Direction – Repeat every record exactly, but keep images out of the copy.

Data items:
● ● ● ● ● ● ●

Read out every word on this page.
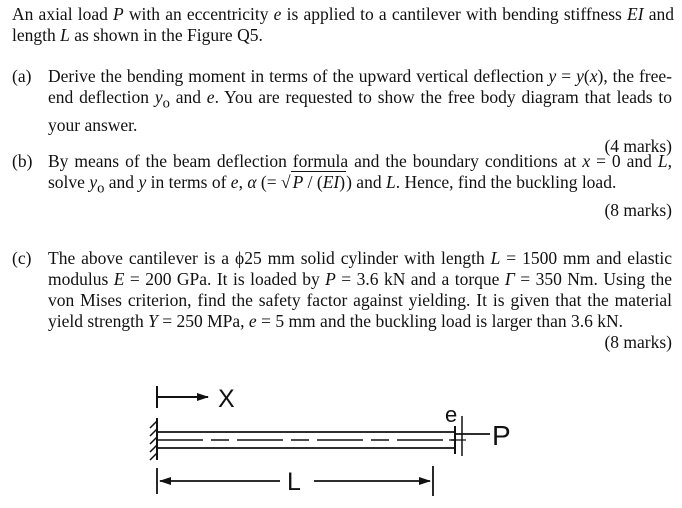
An axial load P with an eccentricity e is applied to a cantilever with bending stiffness EI and length L as shown in the Figure Q5.
(a) Derive the bending moment in terms of the upward vertical deflection y = y(x), the free-end deflection $y_o$ and e. You are requested to show the free body diagram that leads to your answer.
(4 marks)
(b) By means of the beam deflection formula and the boundary conditions at x = 0 and L, solve $y_o$ and y in terms of e, α (= √ P / (EI)) and L. Hence, find the buckling load.
(8 marks)
(c) The above cantilever is a ϕ25 mm solid cylinder with length L = 1500 mm and elastic modulus E = 200 GPa. It is loaded by P = 3.6 kN and a torque Γ = 350 Nm. Using the von Mises criterion, find the safety factor against yielding. It is given that the material yield strength Y = 250 MPa, e = 5 mm and the buckling load is larger than 3.6 kN.
(8 marks)
X
e
P
L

● ● ● ● ● ● ●

Complete answer –
Read out every word on this page.
An axial load P with an eccentricity e is applied to a cantilever with bending stiffness EI and length L as shown in the Figure Q5.
(a) Derive the bending moment in terms of the upward vertical deflection y = y(x), the free-end deflection $y_o$ and e. You are requested to show the free body diagram that leads to your answer.
(4 marks)
(b) By means of the beam deflection formula and the boundary conditions at x = 0 and L, solve $y_o$ and y in terms of e, α (= √ P / (EI)) and L. Hence, find the buckling load.
(8 marks)
(c) The above cantilever is a ϕ25 mm solid cylinder with length L = 1500 mm and elastic modulus E = 200 GPa. It is loaded by P = 3.6 kN and a torque Γ = 350 Nm. Using the von Mises criterion, find the safety factor against yielding. It is given that the material yield strength Y = 250 MPa, e = 5 mm and the buckling load is larger than 3.6 kN.
(8 marks)
X
e
P
L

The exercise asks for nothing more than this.